Request:
How many lines in these records hold the string "Linear"? Reply with the number alone.

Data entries
"""

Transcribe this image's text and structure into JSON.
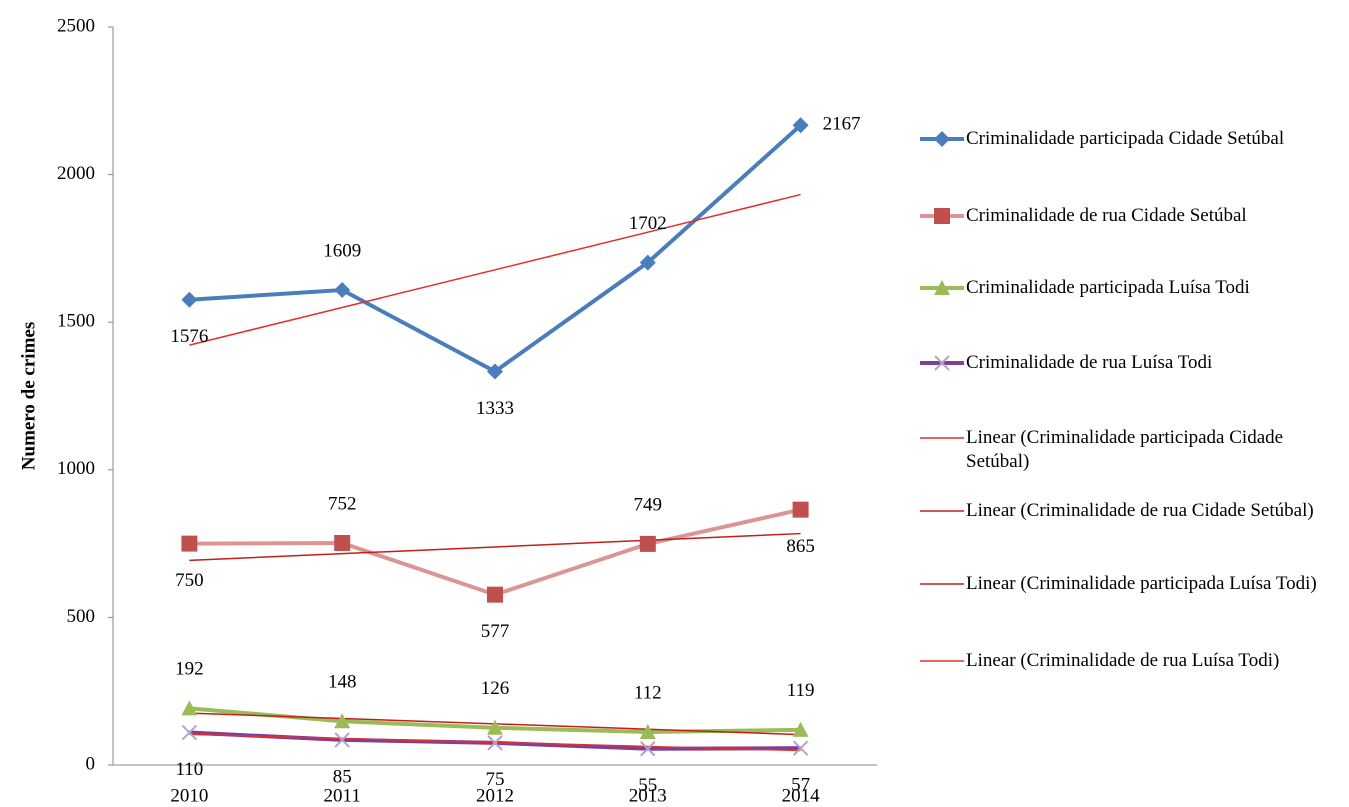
{
  "chart_data": {
    "type": "line",
    "ylabel": "Numero de crimes",
    "categories": [
      "2010",
      "2011",
      "2012",
      "2013",
      "2014"
    ],
    "ylim": [
      0,
      2500
    ],
    "yticks": [
      0,
      500,
      1000,
      1500,
      2000,
      2500
    ],
    "series": [
      {
        "name": "Criminalidade participada Cidade Setúbal",
        "color": "#4a7ebb",
        "marker": "diamond",
        "values": [
          1576,
          1609,
          1333,
          1702,
          2167
        ]
      },
      {
        "name": "Criminalidade de rua Cidade Setúbal",
        "color": "#d99694",
        "marker": "square",
        "marker_color": "#c0504d",
        "values": [
          750,
          752,
          577,
          749,
          865
        ]
      },
      {
        "name": "Criminalidade participada Luísa Todi",
        "color": "#9bbb59",
        "marker": "triangle",
        "values": [
          192,
          148,
          126,
          112,
          119
        ]
      },
      {
        "name": "Criminalidade de rua Luísa Todi",
        "color": "#7e3f98",
        "marker": "x",
        "marker_color": "#b3a2c7",
        "values": [
          110,
          85,
          75,
          55,
          57
        ]
      },
      {
        "name": "Linear (Criminalidade participada Cidade Setúbal)",
        "color": "#e0302a",
        "trend": true,
        "values": [
          1422.4,
          1549.9,
          1677.4,
          1804.9,
          1932.4
        ]
      },
      {
        "name": "Linear (Criminalidade de rua Cidade Setúbal)",
        "color": "#c0201a",
        "trend": true,
        "values": [
          693.2,
          715.9,
          738.6,
          761.3,
          784.0
        ]
      },
      {
        "name": "Linear (Criminalidade participada Luísa Todi)",
        "color": "#c0201a",
        "trend": true,
        "values": [
          175.8,
          157.6,
          139.4,
          121.2,
          103.0
        ]
      },
      {
        "name": "Linear (Criminalidade de rua Luísa Todi)",
        "color": "#e0302a",
        "trend": true,
        "values": [
          103.6,
          90.0,
          76.4,
          62.8,
          49.2
        ]
      }
    ]
  }
}
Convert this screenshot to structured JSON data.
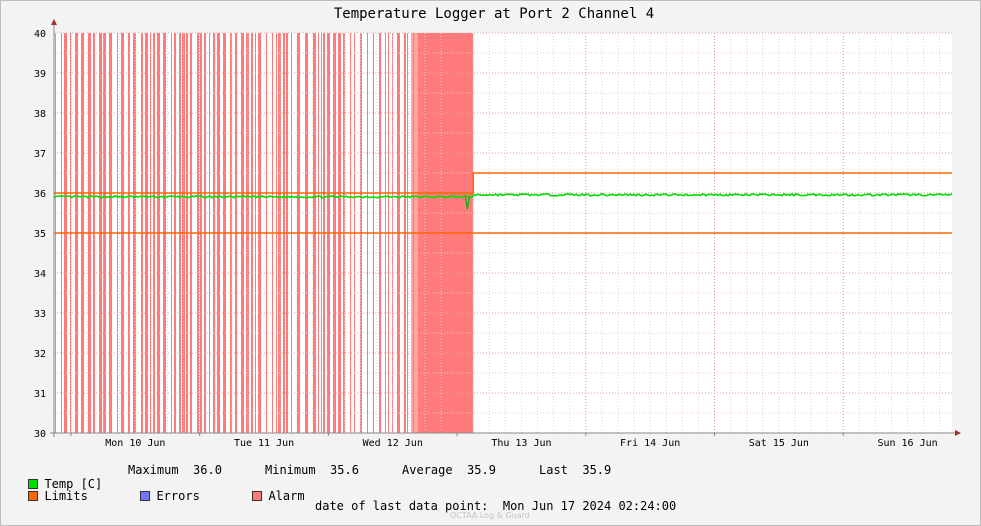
{
  "chart_data": {
    "type": "line",
    "title": "Temperature Logger at Port 2 Channel 4",
    "ylim": [
      30,
      40
    ],
    "yticks": [
      30,
      31,
      32,
      33,
      34,
      35,
      36,
      37,
      38,
      39,
      40
    ],
    "xlim_days": [
      "Sun 09 Jun 2024 12:00",
      "Mon 17 Jun 2024 02:24"
    ],
    "xtick_labels": [
      "Mon 10 Jun",
      "Tue 11 Jun",
      "Wed 12 Jun",
      "Thu 13 Jun",
      "Fri 14 Jun",
      "Sat 15 Jun",
      "Sun 16 Jun"
    ],
    "grid": true,
    "series": [
      {
        "name": "Temp [C]",
        "color": "#00dd00",
        "values": "approx. 35.9 before Thu 13 Jun 03:00, 35.95 after; brief dip to 35.6 near Thu 13 Jun 02:00"
      },
      {
        "name": "Limits",
        "color": "#ff6600",
        "lower": 35.0,
        "upper_before": 36.0,
        "upper_after": 36.5,
        "upper_change": "Thu 13 Jun 2024 03:00"
      },
      {
        "name": "Errors",
        "color": "#6b78ff"
      },
      {
        "name": "Alarm",
        "color": "#ff7b7b",
        "periods": "intermittent alarm spikes from Sun 09 Jun 12:00 until Thu 13 Jun 03:00, dense near the end"
      }
    ]
  },
  "legend": {
    "temp_label": "Temp [C]",
    "maximum_label": "Maximum",
    "maximum_value": "36.0",
    "minimum_label": "Minimum",
    "minimum_value": "35.6",
    "average_label": "Average",
    "average_value": "35.9",
    "last_label": "Last",
    "last_value": "35.9",
    "limits_label": "Limits",
    "errors_label": "Errors",
    "alarm_label": "Alarm",
    "temp_color": "#00dd00",
    "limits_color": "#ff6600",
    "errors_color": "#6b78ff",
    "alarm_color": "#ff7b7b"
  },
  "footer": {
    "last_point_label": "date of last data point:",
    "last_point_value": "Mon Jun 17 2024 02:24:00",
    "credit": "OCTAA Log & Guard"
  }
}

"""

Written answer:
4